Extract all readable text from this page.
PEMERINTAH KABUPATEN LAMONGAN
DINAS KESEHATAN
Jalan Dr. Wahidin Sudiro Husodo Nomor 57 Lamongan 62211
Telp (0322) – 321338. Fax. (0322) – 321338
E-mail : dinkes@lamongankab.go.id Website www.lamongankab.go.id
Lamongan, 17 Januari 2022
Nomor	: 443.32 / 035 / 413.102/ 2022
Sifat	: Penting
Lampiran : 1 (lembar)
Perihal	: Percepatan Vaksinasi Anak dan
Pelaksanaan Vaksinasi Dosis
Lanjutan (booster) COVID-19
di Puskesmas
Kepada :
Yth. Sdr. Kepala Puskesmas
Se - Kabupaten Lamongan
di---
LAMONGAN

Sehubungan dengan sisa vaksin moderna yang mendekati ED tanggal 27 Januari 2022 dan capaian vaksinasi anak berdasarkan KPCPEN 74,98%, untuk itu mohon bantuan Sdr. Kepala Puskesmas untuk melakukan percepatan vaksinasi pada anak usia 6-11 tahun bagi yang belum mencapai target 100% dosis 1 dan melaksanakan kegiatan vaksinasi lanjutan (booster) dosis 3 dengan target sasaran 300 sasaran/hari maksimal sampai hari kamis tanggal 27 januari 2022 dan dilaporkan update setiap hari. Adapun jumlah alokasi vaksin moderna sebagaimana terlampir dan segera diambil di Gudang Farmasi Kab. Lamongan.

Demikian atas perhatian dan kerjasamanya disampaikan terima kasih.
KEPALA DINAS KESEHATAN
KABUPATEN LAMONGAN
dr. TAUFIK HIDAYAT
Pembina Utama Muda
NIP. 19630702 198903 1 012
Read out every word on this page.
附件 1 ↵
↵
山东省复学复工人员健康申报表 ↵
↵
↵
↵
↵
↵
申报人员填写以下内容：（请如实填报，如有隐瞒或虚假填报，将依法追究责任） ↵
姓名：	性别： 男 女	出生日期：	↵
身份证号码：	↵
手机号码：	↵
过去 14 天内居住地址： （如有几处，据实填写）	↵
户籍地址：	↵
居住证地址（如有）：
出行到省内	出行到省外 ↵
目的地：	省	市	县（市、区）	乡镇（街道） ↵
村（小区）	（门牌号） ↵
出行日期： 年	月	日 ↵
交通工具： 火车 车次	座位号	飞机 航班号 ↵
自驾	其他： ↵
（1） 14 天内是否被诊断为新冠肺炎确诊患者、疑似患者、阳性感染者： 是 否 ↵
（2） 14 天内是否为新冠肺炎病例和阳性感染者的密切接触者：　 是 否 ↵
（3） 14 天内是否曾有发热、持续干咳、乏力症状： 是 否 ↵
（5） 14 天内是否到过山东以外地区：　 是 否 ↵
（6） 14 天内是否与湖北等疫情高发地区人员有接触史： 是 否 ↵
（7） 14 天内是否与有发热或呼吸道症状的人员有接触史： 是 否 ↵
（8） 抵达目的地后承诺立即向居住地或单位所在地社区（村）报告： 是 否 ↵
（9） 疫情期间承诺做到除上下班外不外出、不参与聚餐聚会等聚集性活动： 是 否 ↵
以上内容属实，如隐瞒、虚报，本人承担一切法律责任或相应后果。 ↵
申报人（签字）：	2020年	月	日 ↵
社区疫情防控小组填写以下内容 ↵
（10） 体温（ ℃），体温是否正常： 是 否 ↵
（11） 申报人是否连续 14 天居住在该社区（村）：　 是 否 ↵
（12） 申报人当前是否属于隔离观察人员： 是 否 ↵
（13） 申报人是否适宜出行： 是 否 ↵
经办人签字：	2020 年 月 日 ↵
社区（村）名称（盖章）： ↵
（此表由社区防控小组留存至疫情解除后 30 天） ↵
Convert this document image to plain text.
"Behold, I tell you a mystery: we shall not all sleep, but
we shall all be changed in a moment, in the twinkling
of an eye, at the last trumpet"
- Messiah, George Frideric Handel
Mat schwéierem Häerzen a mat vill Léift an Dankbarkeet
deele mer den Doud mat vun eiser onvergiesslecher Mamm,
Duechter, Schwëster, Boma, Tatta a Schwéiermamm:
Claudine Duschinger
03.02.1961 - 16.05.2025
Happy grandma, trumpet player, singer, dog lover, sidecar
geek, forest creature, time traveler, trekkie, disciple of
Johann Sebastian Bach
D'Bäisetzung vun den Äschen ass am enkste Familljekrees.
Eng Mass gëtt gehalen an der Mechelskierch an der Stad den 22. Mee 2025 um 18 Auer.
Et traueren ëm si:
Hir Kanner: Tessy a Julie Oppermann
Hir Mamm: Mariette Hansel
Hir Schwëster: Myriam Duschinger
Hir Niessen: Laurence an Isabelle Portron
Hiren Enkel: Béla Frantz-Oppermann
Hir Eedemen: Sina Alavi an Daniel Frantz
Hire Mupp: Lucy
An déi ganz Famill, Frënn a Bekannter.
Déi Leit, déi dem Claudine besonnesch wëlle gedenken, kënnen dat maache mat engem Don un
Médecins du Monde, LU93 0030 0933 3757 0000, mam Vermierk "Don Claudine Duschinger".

____

> _WHAT IS REQUIRED_
Write out the entries above once more, without altering anything.

> _TASK ANSWER_
Extract all readable text from this page.
PEMERINTAH KABUPATEN LAMONGAN
DINAS KESEHATAN
Jalan Dr. Wahidin Sudiro Husodo Nomor 57 Lamongan 62211
Telp (0322) – 321338. Fax. (0322) – 321338
E-mail : dinkes@lamongankab.go.id Website www.lamongankab.go.id
Lamongan, 17 Januari 2022
Nomor	: 443.32 / 035 / 413.102/ 2022
Sifat	: Penting
Lampiran : 1 (lembar)
Perihal	: Percepatan Vaksinasi Anak dan
Pelaksanaan Vaksinasi Dosis
Lanjutan (booster) COVID-19
di Puskesmas
Kepada :
Yth. Sdr. Kepala Puskesmas
Se - Kabupaten Lamongan
di---
LAMONGAN

Sehubungan dengan sisa vaksin moderna yang mendekati ED tanggal 27 Januari 2022 dan capaian vaksinasi anak berdasarkan KPCPEN 74,98%, untuk itu mohon bantuan Sdr. Kepala Puskesmas untuk melakukan percepatan vaksinasi pada anak usia 6-11 tahun bagi yang belum mencapai target 100% dosis 1 dan melaksanakan kegiatan vaksinasi lanjutan (booster) dosis 3 dengan target sasaran 300 sasaran/hari maksimal sampai hari kamis tanggal 27 januari 2022 dan dilaporkan update setiap hari. Adapun jumlah alokasi vaksin moderna sebagaimana terlampir dan segera diambil di Gudang Farmasi Kab. Lamongan.

Demikian atas perhatian dan kerjasamanya disampaikan terima kasih.
KEPALA DINAS KESEHATAN
KABUPATEN LAMONGAN
dr. TAUFIK HIDAYAT
Pembina Utama Muda
NIP. 19630702 198903 1 012
Read out every word on this page.
附件 1 ↵
↵
山东省复学复工人员健康申报表 ↵
↵
↵
↵
↵
↵
申报人员填写以下内容：（请如实填报，如有隐瞒或虚假填报，将依法追究责任） ↵
姓名：	性别： 男 女	出生日期：	↵
身份证号码：	↵
手机号码：	↵
过去 14 天内居住地址： （如有几处，据实填写）	↵
户籍地址：	↵
居住证地址（如有）：
出行到省内	出行到省外 ↵
目的地：	省	市	县（市、区）	乡镇（街道） ↵
村（小区）	（门牌号） ↵
出行日期： 年	月	日 ↵
交通工具： 火车 车次	座位号	飞机 航班号 ↵
自驾	其他： ↵
（1） 14 天内是否被诊断为新冠肺炎确诊患者、疑似患者、阳性感染者： 是 否 ↵
（2） 14 天内是否为新冠肺炎病例和阳性感染者的密切接触者：　 是 否 ↵
（3） 14 天内是否曾有发热、持续干咳、乏力症状： 是 否 ↵
（5） 14 天内是否到过山东以外地区：　 是 否 ↵
（6） 14 天内是否与湖北等疫情高发地区人员有接触史： 是 否 ↵
（7） 14 天内是否与有发热或呼吸道症状的人员有接触史： 是 否 ↵
（8） 抵达目的地后承诺立即向居住地或单位所在地社区（村）报告： 是 否 ↵
（9） 疫情期间承诺做到除上下班外不外出、不参与聚餐聚会等聚集性活动： 是 否 ↵
以上内容属实，如隐瞒、虚报，本人承担一切法律责任或相应后果。 ↵
申报人（签字）：	2020年	月	日 ↵
社区疫情防控小组填写以下内容 ↵
（10） 体温（ ℃），体温是否正常： 是 否 ↵
（11） 申报人是否连续 14 天居住在该社区（村）：　 是 否 ↵
（12） 申报人当前是否属于隔离观察人员： 是 否 ↵
（13） 申报人是否适宜出行： 是 否 ↵
经办人签字：	2020 年 月 日 ↵
社区（村）名称（盖章）： ↵
（此表由社区防控小组留存至疫情解除后 30 天） ↵
Convert this document image to plain text.
"Behold, I tell you a mystery: we shall not all sleep, but
we shall all be changed in a moment, in the twinkling
of an eye, at the last trumpet"
- Messiah, George Frideric Handel
Mat schwéierem Häerzen a mat vill Léift an Dankbarkeet
deele mer den Doud mat vun eiser onvergiesslecher Mamm,
Duechter, Schwëster, Boma, Tatta a Schwéiermamm:
Claudine Duschinger
03.02.1961 - 16.05.2025
Happy grandma, trumpet player, singer, dog lover, sidecar
geek, forest creature, time traveler, trekkie, disciple of
Johann Sebastian Bach
D'Bäisetzung vun den Äschen ass am enkste Familljekrees.
Eng Mass gëtt gehalen an der Mechelskierch an der Stad den 22. Mee 2025 um 18 Auer.
Et traueren ëm si:
Hir Kanner: Tessy a Julie Oppermann
Hir Mamm: Mariette Hansel
Hir Schwëster: Myriam Duschinger
Hir Niessen: Laurence an Isabelle Portron
Hiren Enkel: Béla Frantz-Oppermann
Hir Eedemen: Sina Alavi an Daniel Frantz
Hire Mupp: Lucy
An déi ganz Famill, Frënn a Bekannter.
Déi Leit, déi dem Claudine besonnesch wëlle gedenken, kënnen dat maache mat engem Don un
Médecins du Monde, LU93 0030 0933 3757 0000, mam Vermierk "Don Claudine Duschinger".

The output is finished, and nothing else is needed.